## The data
-- begin --

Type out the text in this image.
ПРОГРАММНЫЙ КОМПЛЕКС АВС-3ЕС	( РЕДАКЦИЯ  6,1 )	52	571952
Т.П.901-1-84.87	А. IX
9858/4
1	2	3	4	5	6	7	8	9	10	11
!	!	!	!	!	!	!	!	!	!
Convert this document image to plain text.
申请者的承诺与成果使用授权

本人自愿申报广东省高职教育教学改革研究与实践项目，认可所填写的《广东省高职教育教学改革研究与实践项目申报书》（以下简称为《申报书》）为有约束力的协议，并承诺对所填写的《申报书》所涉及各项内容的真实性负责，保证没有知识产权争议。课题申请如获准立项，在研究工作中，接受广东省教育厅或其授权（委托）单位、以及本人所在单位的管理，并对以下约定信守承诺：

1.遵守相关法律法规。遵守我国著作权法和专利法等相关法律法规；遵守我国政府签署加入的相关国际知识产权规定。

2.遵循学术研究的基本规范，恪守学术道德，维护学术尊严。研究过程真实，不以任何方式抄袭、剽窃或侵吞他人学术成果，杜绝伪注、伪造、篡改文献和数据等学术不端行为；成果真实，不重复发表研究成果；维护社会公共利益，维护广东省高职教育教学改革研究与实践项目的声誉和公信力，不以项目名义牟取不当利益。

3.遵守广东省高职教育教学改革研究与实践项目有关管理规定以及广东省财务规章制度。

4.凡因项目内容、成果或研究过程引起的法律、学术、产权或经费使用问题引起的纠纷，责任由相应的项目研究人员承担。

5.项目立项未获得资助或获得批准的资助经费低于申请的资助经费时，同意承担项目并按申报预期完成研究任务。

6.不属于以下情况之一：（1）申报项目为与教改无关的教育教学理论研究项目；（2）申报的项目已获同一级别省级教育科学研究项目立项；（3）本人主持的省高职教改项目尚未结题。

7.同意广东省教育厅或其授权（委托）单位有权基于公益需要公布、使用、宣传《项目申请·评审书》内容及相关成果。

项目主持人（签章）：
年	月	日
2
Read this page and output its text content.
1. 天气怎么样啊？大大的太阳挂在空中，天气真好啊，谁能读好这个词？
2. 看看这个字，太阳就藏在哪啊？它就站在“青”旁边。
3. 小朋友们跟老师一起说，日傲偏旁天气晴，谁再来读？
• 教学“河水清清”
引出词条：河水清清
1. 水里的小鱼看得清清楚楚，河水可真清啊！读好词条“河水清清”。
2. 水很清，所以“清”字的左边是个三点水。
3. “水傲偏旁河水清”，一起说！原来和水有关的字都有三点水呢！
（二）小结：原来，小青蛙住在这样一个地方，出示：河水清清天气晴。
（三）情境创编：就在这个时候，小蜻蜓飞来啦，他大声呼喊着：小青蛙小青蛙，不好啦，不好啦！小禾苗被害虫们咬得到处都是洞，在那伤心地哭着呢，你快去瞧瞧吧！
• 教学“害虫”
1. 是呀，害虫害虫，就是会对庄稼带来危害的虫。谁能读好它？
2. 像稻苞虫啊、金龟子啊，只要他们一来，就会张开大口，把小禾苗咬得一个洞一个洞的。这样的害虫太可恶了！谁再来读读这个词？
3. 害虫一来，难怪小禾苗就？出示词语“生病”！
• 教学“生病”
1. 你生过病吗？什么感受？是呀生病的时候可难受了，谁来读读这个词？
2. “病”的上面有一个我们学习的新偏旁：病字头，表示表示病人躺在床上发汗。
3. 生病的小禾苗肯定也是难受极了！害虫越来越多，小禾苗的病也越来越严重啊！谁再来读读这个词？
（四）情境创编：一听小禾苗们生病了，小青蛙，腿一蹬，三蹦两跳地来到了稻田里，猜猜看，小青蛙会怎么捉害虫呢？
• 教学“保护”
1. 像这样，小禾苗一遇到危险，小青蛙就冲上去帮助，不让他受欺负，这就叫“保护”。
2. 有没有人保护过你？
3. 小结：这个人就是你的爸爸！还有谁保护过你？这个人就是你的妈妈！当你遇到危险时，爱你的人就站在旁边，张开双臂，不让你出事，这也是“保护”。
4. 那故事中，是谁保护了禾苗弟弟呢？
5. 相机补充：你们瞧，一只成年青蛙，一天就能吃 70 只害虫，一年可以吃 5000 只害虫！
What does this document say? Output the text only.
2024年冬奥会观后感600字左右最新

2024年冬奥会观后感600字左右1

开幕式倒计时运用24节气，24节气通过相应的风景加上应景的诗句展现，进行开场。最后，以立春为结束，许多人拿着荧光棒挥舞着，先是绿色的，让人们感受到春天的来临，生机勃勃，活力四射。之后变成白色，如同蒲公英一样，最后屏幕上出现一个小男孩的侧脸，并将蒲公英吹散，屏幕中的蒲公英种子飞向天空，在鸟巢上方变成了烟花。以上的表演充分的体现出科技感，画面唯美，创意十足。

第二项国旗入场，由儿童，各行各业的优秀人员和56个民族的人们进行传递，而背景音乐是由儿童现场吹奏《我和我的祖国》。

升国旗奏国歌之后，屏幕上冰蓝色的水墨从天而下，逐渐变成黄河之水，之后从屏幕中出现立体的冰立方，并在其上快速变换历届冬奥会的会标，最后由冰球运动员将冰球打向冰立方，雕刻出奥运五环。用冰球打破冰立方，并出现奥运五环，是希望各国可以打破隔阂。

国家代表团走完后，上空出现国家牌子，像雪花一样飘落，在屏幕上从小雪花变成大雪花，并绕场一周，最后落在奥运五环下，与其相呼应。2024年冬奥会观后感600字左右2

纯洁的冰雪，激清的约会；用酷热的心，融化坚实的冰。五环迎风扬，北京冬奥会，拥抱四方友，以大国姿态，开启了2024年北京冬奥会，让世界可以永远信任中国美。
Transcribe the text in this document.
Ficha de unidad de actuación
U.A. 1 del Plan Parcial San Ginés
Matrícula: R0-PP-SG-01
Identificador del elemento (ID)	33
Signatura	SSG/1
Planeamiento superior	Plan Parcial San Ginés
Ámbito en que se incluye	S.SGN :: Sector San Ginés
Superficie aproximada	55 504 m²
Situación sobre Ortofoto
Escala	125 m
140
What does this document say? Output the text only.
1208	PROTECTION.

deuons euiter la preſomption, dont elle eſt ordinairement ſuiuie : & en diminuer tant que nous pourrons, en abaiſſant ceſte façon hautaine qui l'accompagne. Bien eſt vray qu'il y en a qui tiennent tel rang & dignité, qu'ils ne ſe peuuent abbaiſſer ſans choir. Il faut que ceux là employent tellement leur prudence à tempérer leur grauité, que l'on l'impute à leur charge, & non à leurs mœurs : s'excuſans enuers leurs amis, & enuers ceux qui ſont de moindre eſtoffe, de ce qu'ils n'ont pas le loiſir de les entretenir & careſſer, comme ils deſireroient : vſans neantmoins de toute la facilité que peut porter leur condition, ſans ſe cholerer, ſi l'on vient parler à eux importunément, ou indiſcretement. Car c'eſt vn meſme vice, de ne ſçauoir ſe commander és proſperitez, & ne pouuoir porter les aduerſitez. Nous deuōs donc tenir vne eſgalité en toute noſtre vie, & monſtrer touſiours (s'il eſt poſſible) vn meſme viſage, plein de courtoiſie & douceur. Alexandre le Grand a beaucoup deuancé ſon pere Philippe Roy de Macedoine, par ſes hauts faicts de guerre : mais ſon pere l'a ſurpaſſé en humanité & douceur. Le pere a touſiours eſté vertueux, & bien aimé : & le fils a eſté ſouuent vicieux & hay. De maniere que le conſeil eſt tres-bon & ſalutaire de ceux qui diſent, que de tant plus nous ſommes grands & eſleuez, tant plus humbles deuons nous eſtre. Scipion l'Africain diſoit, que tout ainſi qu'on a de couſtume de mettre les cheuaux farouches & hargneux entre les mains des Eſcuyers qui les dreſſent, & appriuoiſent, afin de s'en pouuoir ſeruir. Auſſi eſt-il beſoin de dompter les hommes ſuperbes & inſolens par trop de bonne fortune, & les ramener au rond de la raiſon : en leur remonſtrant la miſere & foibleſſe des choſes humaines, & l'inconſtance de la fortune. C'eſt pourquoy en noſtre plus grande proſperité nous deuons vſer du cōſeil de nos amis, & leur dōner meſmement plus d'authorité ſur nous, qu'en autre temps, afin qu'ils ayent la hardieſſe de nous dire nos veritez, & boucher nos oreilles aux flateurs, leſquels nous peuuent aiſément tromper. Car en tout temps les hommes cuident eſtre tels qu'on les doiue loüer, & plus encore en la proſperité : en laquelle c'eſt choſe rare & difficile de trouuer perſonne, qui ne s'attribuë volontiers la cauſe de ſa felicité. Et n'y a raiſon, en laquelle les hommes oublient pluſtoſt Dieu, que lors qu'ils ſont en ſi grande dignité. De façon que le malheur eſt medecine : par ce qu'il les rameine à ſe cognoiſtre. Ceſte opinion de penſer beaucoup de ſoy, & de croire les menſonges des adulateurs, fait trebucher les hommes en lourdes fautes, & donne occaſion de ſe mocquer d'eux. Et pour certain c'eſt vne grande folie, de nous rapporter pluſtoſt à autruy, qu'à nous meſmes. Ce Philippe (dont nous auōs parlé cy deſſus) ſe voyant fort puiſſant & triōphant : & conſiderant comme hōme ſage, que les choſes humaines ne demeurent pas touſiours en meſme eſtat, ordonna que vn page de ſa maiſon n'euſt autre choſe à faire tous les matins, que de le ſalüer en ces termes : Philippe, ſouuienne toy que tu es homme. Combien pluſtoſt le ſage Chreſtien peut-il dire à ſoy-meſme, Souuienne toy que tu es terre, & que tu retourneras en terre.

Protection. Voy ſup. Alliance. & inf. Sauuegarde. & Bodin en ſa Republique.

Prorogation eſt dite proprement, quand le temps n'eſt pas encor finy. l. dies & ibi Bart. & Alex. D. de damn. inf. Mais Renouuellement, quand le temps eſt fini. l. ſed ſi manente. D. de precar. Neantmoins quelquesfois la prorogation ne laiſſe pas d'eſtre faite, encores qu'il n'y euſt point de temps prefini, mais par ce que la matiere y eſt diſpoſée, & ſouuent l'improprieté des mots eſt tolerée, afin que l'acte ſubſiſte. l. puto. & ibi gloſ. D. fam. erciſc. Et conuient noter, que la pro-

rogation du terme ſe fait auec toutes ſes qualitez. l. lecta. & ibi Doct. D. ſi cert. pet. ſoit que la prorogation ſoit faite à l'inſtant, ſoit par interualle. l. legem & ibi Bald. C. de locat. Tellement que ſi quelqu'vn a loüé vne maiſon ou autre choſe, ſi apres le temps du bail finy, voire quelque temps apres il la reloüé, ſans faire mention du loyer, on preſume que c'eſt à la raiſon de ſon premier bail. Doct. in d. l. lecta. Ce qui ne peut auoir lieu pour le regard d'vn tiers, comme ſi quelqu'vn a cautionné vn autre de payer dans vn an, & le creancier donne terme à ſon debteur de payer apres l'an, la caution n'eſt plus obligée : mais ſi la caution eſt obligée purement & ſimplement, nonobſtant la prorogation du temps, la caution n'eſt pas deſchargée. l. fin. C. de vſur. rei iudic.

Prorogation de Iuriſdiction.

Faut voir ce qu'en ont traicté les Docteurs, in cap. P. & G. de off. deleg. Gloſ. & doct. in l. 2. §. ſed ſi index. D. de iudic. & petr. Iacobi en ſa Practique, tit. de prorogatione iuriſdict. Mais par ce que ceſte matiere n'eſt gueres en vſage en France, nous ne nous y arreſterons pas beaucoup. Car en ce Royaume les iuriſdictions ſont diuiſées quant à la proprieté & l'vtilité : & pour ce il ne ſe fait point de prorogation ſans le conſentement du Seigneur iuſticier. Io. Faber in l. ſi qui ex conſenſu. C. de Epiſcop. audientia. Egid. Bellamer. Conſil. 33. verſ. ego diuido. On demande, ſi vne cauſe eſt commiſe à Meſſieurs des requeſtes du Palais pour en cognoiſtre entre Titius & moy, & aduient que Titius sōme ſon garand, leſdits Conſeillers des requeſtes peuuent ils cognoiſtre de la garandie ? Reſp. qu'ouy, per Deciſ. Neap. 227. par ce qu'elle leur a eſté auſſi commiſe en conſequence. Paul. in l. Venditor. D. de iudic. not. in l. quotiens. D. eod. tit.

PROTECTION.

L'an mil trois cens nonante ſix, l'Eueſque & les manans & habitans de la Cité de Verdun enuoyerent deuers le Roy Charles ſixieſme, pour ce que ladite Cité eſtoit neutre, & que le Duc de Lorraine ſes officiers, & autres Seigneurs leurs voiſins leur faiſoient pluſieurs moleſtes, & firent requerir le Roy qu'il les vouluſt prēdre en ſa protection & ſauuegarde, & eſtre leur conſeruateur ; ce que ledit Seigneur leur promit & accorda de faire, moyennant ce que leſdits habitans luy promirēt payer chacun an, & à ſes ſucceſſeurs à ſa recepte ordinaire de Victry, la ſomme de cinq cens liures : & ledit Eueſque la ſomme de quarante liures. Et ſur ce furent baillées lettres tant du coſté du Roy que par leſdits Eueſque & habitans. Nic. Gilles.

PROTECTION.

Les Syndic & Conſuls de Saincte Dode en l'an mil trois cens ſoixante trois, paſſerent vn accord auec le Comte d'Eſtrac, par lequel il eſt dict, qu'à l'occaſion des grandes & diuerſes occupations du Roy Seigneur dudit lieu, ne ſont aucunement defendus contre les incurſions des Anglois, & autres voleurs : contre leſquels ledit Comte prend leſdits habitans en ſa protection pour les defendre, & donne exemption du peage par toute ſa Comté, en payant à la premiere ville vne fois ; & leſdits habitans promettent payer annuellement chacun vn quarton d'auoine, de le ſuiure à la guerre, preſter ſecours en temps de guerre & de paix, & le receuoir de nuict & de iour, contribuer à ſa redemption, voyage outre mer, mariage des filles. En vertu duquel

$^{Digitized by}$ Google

-- end --

## The task
Determine the number of lines where the string "Parcial" occurs, and give that number only.

## Reply
2